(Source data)
◆ ◆ ◆ ◆

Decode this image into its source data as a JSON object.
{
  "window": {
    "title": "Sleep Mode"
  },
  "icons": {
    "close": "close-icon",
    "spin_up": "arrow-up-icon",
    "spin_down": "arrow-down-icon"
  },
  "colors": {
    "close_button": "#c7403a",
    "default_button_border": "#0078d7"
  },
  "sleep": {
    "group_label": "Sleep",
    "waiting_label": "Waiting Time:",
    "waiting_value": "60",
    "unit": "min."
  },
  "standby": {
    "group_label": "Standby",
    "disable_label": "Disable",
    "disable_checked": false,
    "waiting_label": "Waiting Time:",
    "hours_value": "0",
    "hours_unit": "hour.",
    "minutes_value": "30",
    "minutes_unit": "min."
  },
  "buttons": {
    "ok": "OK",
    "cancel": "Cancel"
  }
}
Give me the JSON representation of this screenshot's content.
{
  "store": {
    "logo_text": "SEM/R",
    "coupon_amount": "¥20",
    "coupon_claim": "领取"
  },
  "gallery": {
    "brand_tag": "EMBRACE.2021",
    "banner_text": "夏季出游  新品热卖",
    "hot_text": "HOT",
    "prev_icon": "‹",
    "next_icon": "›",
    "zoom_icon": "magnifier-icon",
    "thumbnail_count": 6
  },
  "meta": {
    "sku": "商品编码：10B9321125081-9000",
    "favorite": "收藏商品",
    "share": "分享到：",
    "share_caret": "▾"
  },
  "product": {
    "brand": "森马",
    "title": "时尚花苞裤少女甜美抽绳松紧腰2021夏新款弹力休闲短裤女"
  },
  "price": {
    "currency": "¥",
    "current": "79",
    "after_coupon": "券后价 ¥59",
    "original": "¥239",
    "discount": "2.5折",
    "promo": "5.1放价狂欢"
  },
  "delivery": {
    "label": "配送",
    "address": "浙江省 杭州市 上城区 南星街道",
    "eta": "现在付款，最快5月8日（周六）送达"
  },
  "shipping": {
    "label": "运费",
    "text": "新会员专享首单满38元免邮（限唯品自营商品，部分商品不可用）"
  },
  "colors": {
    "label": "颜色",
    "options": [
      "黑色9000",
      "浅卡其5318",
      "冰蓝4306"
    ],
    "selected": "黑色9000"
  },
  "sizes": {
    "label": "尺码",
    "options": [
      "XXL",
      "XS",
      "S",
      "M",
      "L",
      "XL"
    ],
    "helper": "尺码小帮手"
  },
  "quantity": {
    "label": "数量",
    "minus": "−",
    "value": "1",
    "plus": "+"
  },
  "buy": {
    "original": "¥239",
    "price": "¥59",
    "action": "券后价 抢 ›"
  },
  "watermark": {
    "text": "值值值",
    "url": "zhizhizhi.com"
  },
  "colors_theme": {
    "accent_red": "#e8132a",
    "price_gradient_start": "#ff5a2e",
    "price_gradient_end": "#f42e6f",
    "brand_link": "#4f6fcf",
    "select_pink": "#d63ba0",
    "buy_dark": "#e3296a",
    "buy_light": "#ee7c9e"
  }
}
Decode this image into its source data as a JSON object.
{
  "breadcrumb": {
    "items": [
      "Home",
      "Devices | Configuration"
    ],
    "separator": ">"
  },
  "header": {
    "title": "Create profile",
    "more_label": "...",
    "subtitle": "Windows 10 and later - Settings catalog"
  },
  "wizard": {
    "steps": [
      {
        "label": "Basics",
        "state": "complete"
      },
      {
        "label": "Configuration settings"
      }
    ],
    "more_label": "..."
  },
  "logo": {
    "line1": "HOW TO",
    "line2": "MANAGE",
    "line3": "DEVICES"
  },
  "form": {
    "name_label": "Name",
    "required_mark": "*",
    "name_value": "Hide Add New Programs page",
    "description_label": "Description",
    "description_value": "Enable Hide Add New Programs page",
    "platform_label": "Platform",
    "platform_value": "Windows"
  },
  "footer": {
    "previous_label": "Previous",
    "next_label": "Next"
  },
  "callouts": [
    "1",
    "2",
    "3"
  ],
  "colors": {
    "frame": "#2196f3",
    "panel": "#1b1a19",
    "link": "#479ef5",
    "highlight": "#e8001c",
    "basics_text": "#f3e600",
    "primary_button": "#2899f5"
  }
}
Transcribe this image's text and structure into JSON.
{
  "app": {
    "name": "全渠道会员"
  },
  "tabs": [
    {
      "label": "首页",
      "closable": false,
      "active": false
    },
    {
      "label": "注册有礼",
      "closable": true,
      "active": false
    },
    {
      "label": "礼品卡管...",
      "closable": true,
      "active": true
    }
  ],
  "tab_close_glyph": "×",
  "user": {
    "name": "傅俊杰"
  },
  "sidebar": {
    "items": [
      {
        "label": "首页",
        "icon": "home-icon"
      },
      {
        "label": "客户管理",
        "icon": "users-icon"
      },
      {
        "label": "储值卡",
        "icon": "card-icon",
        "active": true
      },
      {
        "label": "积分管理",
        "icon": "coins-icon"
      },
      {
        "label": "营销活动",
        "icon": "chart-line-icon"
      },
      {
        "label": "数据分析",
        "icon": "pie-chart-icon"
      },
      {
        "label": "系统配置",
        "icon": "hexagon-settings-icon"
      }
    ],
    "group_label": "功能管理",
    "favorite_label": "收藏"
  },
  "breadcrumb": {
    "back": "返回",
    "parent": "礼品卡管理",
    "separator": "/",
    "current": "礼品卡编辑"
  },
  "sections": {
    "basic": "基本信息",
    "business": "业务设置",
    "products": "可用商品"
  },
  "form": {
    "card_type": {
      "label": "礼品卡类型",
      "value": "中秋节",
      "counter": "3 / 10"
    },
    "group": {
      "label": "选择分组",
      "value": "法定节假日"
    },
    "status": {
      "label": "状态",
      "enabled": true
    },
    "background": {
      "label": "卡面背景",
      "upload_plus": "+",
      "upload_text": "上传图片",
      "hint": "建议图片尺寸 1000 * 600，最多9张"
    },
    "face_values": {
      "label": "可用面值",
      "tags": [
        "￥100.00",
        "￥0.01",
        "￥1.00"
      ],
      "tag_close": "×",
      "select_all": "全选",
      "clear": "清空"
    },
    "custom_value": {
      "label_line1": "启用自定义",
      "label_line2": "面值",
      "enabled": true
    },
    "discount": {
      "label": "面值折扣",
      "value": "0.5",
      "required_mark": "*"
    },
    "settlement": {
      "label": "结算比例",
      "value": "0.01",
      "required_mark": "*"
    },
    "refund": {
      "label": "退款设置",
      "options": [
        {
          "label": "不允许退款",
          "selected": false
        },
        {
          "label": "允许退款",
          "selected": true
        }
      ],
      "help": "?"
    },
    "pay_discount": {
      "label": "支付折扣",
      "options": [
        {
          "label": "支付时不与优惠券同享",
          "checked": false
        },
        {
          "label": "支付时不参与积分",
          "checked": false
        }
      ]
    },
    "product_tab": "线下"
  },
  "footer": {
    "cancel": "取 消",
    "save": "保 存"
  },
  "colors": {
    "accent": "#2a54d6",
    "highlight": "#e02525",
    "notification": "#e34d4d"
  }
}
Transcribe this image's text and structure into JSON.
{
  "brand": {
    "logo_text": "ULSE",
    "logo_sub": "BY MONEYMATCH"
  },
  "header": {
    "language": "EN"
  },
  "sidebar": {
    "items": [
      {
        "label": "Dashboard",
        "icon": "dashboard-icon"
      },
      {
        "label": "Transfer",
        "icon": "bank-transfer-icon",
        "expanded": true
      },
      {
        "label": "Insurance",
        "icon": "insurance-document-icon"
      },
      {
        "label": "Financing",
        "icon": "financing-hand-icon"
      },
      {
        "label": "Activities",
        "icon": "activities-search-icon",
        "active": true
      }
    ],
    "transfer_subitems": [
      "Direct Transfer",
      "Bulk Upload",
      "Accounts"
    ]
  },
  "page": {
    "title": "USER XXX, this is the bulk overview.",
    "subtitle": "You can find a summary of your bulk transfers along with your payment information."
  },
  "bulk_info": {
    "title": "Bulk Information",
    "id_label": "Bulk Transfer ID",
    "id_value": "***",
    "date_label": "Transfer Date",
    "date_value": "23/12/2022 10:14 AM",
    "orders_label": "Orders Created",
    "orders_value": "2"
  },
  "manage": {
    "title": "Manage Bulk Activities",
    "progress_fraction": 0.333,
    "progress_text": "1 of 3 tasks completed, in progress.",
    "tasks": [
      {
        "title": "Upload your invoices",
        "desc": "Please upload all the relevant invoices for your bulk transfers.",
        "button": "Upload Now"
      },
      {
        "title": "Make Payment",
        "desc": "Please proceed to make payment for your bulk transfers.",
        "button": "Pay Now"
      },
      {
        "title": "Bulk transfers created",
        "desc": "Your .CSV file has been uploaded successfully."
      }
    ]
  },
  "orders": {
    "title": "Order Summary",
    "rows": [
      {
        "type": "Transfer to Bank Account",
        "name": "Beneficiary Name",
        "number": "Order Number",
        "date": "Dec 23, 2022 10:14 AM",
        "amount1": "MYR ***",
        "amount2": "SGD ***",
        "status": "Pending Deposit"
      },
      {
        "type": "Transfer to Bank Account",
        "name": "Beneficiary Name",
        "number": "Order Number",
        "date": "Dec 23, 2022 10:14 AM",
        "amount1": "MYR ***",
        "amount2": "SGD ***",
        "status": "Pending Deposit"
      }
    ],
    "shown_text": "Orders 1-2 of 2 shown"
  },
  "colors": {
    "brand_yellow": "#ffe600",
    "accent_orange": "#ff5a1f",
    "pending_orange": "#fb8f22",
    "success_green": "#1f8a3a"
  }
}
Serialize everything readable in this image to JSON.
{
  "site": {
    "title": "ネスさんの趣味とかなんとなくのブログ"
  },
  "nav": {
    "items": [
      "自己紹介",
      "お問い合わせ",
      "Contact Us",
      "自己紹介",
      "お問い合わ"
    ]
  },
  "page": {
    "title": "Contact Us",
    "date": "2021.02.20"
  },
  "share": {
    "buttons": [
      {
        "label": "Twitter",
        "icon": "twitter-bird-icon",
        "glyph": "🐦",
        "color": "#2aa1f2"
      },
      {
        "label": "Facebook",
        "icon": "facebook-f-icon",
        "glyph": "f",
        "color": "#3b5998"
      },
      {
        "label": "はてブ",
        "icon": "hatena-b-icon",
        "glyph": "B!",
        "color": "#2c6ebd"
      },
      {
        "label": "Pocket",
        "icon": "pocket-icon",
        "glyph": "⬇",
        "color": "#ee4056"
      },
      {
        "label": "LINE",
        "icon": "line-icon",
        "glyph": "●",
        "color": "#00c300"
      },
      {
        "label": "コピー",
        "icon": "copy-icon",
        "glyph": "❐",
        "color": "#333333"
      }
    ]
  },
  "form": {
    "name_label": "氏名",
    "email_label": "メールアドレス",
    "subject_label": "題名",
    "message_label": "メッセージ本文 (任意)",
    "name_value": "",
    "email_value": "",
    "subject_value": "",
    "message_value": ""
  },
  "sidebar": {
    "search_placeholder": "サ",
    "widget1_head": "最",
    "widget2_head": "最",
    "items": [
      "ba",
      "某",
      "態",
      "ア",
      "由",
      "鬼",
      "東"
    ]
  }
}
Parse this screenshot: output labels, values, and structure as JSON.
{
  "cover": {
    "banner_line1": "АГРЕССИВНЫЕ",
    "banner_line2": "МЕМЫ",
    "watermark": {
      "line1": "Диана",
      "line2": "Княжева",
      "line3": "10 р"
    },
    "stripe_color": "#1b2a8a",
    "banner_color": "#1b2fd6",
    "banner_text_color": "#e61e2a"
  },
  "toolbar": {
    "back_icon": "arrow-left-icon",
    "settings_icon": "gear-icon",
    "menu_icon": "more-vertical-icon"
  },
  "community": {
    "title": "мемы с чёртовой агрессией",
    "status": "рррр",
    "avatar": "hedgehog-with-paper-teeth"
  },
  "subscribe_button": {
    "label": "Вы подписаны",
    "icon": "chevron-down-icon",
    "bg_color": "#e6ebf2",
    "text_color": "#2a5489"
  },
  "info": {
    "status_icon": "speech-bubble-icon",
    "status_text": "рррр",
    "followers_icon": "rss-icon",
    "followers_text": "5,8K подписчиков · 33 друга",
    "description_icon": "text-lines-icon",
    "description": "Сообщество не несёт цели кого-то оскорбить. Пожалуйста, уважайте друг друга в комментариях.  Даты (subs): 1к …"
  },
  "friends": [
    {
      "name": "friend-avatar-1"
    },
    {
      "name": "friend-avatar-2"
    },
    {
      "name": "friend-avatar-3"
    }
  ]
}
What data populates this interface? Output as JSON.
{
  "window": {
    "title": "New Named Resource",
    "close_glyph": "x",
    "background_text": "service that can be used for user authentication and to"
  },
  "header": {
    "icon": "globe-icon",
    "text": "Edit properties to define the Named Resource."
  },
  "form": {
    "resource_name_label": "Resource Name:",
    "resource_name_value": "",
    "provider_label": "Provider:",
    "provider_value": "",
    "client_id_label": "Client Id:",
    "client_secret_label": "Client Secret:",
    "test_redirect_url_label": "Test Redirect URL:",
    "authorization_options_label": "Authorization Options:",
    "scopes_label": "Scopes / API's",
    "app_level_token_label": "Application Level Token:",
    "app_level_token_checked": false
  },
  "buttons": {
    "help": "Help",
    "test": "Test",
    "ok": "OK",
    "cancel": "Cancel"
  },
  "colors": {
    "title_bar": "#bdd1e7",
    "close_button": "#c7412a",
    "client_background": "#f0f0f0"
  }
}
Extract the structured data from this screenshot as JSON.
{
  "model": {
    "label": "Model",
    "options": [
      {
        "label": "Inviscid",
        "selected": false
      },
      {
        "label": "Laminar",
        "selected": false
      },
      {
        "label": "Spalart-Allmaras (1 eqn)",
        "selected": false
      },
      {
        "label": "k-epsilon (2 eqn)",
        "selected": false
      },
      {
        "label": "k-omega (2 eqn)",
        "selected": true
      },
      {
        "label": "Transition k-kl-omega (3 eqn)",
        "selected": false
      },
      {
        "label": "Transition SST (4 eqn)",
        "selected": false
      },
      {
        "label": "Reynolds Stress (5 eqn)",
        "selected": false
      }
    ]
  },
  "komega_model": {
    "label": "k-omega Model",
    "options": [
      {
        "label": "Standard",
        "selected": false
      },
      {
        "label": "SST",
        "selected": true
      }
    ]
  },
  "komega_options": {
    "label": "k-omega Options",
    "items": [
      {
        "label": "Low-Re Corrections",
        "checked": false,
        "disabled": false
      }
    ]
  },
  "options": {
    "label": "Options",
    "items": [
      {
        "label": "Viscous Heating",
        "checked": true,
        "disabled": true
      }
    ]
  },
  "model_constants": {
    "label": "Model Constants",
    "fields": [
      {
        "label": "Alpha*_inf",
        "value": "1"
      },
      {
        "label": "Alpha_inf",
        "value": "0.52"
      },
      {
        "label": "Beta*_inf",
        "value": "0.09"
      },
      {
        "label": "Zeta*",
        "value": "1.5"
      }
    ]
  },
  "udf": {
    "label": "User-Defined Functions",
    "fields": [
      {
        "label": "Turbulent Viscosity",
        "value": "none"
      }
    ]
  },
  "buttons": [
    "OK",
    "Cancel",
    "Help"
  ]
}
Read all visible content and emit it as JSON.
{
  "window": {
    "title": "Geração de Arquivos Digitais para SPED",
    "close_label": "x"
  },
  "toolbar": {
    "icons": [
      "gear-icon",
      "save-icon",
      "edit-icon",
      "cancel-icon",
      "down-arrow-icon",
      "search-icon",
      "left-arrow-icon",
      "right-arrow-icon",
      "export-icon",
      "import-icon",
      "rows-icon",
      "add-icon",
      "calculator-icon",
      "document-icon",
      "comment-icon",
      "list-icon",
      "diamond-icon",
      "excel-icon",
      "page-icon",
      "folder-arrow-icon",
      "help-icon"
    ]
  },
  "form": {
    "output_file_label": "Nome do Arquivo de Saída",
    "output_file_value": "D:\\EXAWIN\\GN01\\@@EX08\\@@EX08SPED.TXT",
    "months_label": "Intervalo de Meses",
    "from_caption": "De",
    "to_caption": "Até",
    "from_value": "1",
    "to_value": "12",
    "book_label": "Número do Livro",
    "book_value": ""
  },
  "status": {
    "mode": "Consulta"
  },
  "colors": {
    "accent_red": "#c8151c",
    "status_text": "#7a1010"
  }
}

◆ ◆ ◆ ◆

Copy each line of the listing that contains the string "this".

FULL OUTPUT ▸
Decode this image into its source data as a JSON object.
Give me the JSON representation of this screenshot's content.
Decode this image into its source data as a JSON object.
Transcribe this image's text and structure into JSON.
Transcribe this image's text and structure into JSON.
    "title": "USER XXX, this is the bulk overview.",
Serialize everything readable in this image to JSON.
Parse this screenshot: output labels, values, and structure as JSON.
What data populates this interface? Output as JSON.
Extract the structured data from this screenshot as JSON.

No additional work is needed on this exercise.